**TAREFA A REALIZAR**. Como seguiria o texto sobre a trajetória de Marina Silva? Escreva a continuação a partir da última frase.

**DOCUMENTO DE ORIGEM**.
******************************
Nascida no Acre, Marina Silva, 63, acumula, além da experiência como professora, uma experiência histórica no movimento ambientalista, especialmente ao lado de Chico Mendes, líder seringueiro e conhecido como o ‘rei do empate’. Foi a partir dessa trajetória que decidiu construir uma carreira política, tendo sido a senadora mais jovem na história do país, eleita aos 36 anos de idade em 1994.

Foi ministra do Meio Ambiente de 2003 a 2008, defendendo a pauta da conservação e da sustentabilidade, e candidatou-se três vezes à presidência da República. E embarcou nessas jornadas como ‘qualquer um’.

Durante um grande conflito envolvendo povos tradicionais e fazendeiros numa área de floresta, havia um grupo ameaçado de morte e sem acesso a alimento. Aos 18 anos, Marina e uma amiga se ofereceram para ajudar a Comissão Pastoral da Terra (CPT) para levar os suprimentos.

“A cada 15 dias nós passávamos numa canoa com os mantimentos, com uma lona cobrindo, e os jagunços olhavam para nós e não davam a mínima. Primeiro porque eram pessoas violentas, com uma visão machista, porque não achavam que nós poderíamos fazer algo que confrontasse todo aquele poder que eles tinham”, lembrou.

A estratégia funcionou durante alguns meses, até que a comunidade venceu o direito de posse da terra na justiça. Tempos depois, a jovem ativista perguntou ao bispo responsável pela questão por que enviou duas jovens para enfrentar aquele problema. “Óbvio que eu queria que ele respondesse que éramos corajosas, inteligentes, algo assim”.

Ao que o bispo respondeu “minha filha, quando a gente não tem a quem mandar, a gente envia qualquer um”.

“Desde aquele dia eu passei a me colocar como qualquer um. Porque qualquer um, quando somado aos demais, pode fazer muita coisa. Quando fui para o ministério, fui como qualquer um, que queria reduzir desmatamento e criar unidades de conservação”, disse Marina.

Contemplar sem acumular

Durante o debate, Marina foi questionada sobre novas formas de mobilização e conexão entre diversos movimentos e locais para a construção de alternativas ao modelo econômico e social vigente.

“Eu acho que uma das coisas muito interessantes que os povos originários nos ensinam é essa visão e essa prática de não nos apartarmos da natureza. De não achar que temos uma relação de eferência unilateral na natureza. Hoje nós sofremos as consequências dessa interferência numa demonstração concreta de que é impossível essa unilateralidade — as mudanças climáticas são provas disso”, respondeu a ministra.

Os povos indígenas, continuou, ensinam que “somos todos afetados quando afetamos a natureza”. Se é uma ação negativa, o retorno é negativo. E o mesmo vale para ações positivas. E um outro ensinamento é um sentido de saciedade diferente, de contemplar a natureza sem a necessidade de acumular pelo acúmulo. Da riqueza e do poder como fins em si mesmos.
******************************
**Entradas de um conjunto de dados**.
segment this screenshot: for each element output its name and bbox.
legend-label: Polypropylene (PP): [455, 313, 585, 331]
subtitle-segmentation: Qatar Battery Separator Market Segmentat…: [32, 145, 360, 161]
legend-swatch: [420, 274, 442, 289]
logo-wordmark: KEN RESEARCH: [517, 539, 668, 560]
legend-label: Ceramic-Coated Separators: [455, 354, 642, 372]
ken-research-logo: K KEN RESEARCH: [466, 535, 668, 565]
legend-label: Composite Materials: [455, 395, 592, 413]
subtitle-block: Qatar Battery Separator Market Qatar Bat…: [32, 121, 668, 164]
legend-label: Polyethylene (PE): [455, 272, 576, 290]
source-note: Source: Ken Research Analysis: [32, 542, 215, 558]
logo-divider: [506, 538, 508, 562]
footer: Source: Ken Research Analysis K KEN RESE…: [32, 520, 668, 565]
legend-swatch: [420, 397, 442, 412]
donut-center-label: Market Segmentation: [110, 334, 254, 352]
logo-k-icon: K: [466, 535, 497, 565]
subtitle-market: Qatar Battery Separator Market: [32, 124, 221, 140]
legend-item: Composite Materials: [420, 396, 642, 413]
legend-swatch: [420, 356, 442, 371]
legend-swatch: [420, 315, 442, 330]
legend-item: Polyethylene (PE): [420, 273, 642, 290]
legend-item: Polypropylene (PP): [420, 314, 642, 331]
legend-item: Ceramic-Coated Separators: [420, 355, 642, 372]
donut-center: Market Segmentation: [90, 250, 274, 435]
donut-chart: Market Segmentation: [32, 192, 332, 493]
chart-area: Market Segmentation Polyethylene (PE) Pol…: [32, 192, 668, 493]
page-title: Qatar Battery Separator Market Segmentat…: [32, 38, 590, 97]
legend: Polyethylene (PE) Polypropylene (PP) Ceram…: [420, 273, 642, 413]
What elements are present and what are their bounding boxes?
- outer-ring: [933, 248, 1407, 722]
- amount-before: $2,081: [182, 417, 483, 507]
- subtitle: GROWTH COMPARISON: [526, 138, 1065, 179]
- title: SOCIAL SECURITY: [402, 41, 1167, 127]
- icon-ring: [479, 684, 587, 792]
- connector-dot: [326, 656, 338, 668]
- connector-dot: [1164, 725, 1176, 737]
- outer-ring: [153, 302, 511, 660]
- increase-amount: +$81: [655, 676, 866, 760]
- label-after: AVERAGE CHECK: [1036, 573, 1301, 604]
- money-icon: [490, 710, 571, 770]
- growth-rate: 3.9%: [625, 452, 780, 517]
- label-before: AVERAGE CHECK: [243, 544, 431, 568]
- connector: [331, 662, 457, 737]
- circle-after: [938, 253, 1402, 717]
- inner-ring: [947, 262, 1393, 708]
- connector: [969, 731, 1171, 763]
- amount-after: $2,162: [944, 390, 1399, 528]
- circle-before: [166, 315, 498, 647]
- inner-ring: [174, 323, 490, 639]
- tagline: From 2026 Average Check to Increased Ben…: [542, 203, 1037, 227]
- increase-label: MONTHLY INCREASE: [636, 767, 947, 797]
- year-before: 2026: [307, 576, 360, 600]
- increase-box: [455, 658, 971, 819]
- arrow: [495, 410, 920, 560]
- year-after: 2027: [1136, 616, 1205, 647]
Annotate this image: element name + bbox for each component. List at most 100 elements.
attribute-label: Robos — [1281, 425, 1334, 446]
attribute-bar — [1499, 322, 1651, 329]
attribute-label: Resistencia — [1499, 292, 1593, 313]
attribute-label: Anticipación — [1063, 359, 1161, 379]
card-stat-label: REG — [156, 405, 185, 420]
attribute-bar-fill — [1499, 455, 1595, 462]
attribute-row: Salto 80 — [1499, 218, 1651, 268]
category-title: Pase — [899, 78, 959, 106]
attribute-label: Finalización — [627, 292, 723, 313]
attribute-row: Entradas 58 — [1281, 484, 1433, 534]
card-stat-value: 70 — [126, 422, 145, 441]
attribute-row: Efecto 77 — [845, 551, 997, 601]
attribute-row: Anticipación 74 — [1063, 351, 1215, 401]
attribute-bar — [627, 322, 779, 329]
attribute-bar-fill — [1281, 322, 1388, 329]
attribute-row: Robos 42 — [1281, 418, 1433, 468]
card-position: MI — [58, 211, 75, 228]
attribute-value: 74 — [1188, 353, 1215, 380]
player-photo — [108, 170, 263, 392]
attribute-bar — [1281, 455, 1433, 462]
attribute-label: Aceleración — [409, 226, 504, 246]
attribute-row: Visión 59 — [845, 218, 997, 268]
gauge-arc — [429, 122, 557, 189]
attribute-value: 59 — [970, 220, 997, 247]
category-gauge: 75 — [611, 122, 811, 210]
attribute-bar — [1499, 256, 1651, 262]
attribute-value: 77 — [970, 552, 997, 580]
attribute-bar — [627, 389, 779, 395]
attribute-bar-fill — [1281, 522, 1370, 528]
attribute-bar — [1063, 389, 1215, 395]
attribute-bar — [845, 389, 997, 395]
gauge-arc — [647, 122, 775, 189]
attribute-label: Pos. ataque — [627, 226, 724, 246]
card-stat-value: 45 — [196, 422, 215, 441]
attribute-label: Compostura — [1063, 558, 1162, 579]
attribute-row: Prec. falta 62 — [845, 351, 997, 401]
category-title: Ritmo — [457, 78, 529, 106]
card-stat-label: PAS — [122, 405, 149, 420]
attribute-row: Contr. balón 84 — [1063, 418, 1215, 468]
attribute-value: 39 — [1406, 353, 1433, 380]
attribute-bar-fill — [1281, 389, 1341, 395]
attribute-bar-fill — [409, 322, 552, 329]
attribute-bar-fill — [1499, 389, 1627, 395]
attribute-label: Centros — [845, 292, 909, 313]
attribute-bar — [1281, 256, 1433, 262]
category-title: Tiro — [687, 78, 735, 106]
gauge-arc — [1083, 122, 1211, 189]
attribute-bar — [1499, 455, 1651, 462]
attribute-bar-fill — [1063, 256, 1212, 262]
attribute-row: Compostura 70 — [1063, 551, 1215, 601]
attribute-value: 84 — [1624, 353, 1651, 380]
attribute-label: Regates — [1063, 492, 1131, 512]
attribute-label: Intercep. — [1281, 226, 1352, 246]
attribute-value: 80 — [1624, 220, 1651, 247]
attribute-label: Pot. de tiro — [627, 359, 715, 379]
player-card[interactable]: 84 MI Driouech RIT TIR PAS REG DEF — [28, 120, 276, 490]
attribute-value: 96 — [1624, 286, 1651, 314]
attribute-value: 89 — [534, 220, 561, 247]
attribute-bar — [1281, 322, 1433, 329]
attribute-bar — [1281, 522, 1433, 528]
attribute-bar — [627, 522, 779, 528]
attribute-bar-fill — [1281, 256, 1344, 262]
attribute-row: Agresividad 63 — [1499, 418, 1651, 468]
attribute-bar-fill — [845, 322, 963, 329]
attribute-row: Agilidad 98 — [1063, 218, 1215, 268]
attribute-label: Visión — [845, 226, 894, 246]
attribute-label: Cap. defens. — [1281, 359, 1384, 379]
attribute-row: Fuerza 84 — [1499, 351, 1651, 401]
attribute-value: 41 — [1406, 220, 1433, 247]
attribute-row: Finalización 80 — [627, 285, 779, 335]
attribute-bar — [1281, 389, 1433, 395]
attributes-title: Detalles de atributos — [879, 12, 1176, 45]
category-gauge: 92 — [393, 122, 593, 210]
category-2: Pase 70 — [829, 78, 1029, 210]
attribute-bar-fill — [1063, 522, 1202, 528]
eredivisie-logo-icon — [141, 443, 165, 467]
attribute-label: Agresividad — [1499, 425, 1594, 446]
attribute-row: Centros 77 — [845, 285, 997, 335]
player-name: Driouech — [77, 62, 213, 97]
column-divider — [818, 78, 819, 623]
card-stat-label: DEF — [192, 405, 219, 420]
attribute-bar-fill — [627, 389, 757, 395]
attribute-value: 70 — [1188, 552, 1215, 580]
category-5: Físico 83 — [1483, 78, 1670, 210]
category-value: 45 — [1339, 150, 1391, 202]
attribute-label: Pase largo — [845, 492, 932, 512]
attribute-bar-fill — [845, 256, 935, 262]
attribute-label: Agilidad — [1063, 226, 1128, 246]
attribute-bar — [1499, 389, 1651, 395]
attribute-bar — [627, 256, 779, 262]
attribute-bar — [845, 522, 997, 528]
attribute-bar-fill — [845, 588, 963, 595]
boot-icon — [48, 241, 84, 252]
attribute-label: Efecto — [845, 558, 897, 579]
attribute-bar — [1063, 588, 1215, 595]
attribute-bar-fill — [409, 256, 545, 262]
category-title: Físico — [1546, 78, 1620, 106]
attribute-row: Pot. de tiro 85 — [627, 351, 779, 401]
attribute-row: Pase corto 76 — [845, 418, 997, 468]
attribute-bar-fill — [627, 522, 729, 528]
******************************
**RESULTADO DO EXERCÍCIO**.
“Nós estamos muito vulneráveis, muito frágeis com nossos corpos. Os povos indígenas possuem uma rusticidade enorme para enfrentar os períodos de escassez à nossa frente. E não é algo pejorativo, é a beleza, a sofisticação da simplicidade”.

Apesar da crise civilizatória anunciada e em ação, ainda há um consenso no ambiente político sobre o modelo econômico que preda e apaga a Amazônia. Como superá-lo e tomar o rumo de alternativas com a Amazônia e seus saberes no centro?

Da minha parte, desde que comecei essa trajetória quando conheci o Chico Mendes aos 17 anos, foi por isso que saí do ativismo social e ambiental para a ação política e institucional, por isso fui candidata três vezes. Por acreditar que é possível um modelo sustentável de desenvolvimento e que o Brasil tem vantagens comparativas em relação à maioria dos países do mundo”, afirmou Marina.

A Amazônia, defendeu, não pode ser apenas uma fonte de geração de energia ou de região para fornecer minério e madeira. É preciso investir em novas tecnologias e materiais a partir da nova floresta. E garantir ganhos sociais, superar as visões desenvolvimentistas que estão da esquerda à direita e acrescentar a sustentabilidade como projeto.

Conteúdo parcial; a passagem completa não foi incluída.